━━━ Supplied records ━━━

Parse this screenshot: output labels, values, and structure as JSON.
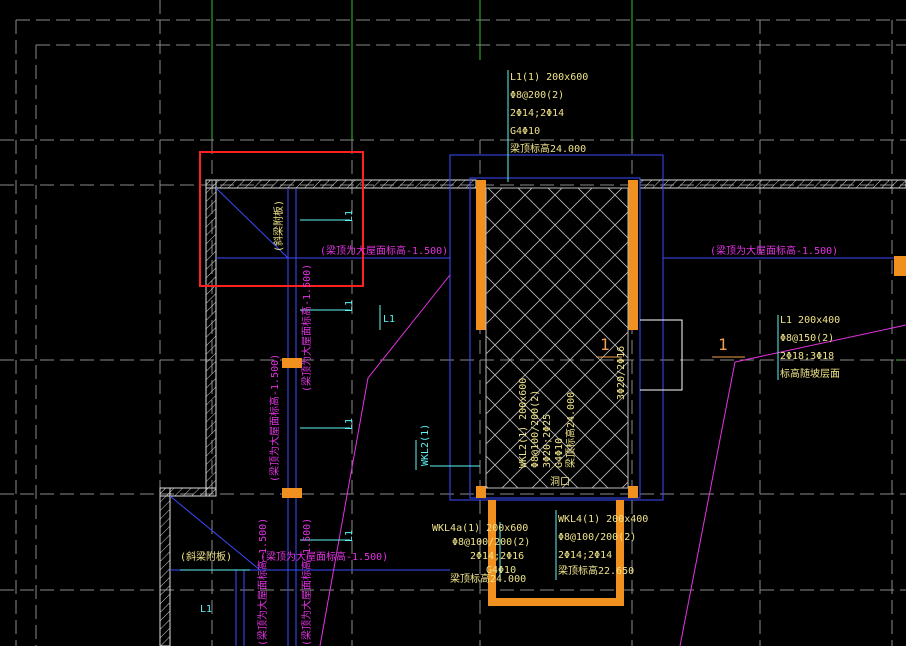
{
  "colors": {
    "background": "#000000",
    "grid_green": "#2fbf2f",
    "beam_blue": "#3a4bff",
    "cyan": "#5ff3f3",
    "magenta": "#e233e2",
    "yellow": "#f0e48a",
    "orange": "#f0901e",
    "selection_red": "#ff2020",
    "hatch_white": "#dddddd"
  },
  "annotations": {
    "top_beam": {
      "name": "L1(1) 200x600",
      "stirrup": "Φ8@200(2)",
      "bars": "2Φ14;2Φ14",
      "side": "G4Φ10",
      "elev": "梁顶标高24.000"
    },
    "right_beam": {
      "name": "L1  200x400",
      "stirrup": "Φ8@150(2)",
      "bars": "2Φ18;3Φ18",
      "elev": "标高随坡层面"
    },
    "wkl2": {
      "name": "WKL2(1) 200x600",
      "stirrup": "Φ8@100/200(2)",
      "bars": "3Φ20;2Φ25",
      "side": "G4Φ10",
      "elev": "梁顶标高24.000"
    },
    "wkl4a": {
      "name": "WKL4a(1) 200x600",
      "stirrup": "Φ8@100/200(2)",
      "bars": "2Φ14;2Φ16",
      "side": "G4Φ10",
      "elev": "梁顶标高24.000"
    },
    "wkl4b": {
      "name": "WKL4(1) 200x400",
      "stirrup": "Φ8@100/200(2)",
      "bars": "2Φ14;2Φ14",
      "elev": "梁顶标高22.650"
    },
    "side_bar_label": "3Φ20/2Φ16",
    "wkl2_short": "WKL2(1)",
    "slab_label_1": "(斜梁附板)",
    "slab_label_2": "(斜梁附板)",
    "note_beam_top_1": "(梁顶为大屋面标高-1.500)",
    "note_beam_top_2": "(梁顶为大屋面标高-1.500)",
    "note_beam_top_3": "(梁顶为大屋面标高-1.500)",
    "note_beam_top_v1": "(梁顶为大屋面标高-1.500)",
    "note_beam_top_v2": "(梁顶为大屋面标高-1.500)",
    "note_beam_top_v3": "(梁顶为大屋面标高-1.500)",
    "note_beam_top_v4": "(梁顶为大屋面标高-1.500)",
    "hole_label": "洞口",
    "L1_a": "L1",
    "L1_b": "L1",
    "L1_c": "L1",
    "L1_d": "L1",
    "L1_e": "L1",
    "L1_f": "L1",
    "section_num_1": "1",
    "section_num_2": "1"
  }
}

━━━
━━━ Supplied records ━━━

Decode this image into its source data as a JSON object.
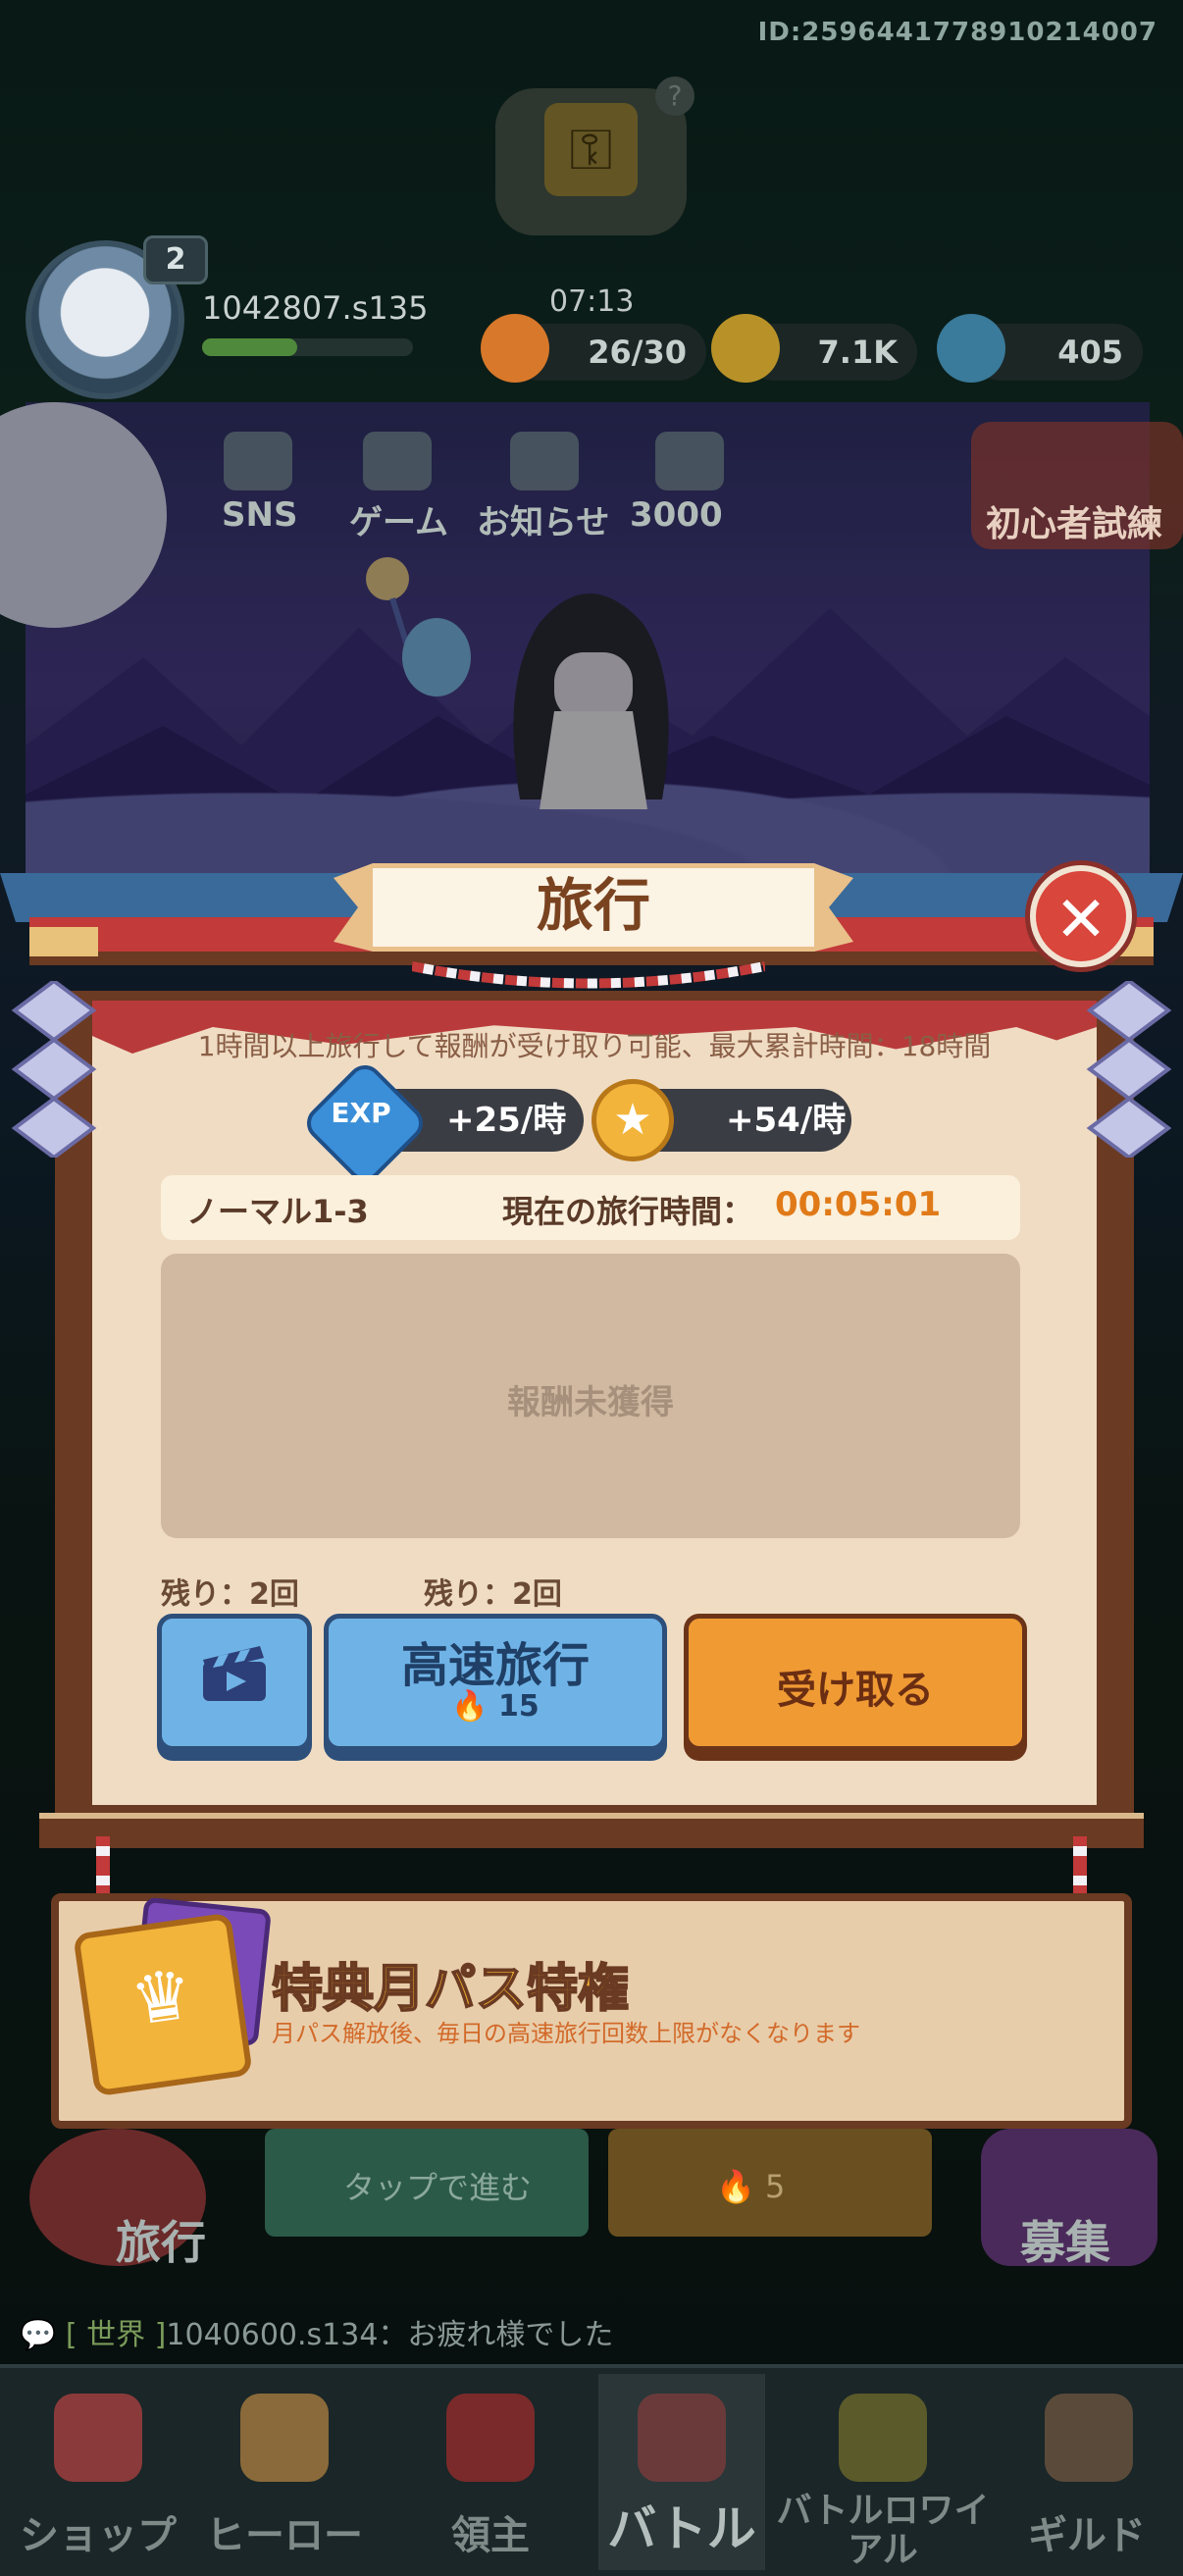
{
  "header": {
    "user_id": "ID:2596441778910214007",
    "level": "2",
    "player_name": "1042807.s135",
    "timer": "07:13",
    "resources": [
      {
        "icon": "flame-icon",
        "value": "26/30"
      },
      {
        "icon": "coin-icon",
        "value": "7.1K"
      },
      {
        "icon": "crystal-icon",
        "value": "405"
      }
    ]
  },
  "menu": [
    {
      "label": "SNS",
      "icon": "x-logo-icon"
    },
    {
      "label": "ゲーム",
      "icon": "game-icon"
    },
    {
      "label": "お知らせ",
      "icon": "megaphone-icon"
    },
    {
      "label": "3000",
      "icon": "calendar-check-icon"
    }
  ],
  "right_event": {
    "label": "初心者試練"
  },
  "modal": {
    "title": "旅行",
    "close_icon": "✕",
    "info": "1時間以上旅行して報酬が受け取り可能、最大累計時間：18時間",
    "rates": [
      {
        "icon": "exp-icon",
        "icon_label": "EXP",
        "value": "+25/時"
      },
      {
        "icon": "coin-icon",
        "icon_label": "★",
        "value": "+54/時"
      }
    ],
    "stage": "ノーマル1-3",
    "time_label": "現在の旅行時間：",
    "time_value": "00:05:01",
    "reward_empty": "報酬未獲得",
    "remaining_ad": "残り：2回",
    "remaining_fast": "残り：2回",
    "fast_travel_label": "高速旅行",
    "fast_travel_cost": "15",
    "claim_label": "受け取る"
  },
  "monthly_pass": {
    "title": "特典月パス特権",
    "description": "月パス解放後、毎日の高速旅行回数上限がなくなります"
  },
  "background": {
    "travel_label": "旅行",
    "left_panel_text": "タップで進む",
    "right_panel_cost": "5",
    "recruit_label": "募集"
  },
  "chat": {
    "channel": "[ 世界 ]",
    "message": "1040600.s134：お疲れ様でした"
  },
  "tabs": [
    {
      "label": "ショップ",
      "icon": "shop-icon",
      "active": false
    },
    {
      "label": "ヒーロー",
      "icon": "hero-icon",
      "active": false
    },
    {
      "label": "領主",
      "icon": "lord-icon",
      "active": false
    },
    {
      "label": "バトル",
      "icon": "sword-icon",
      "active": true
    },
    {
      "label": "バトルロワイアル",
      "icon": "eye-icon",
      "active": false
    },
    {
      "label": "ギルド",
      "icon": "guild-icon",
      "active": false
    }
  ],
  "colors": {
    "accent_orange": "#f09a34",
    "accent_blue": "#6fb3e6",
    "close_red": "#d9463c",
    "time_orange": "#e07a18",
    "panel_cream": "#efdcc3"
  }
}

━━━

◆ **Short task**
Locate the lines above that contain "bars" and copy them.

◆ **Exercise output**
      "bars": "2Φ14;2Φ14",
      "bars": "2Φ18;3Φ18",
      "bars": "3Φ20;2Φ25",
      "bars": "2Φ14;2Φ16",
      "bars": "2Φ14;2Φ14",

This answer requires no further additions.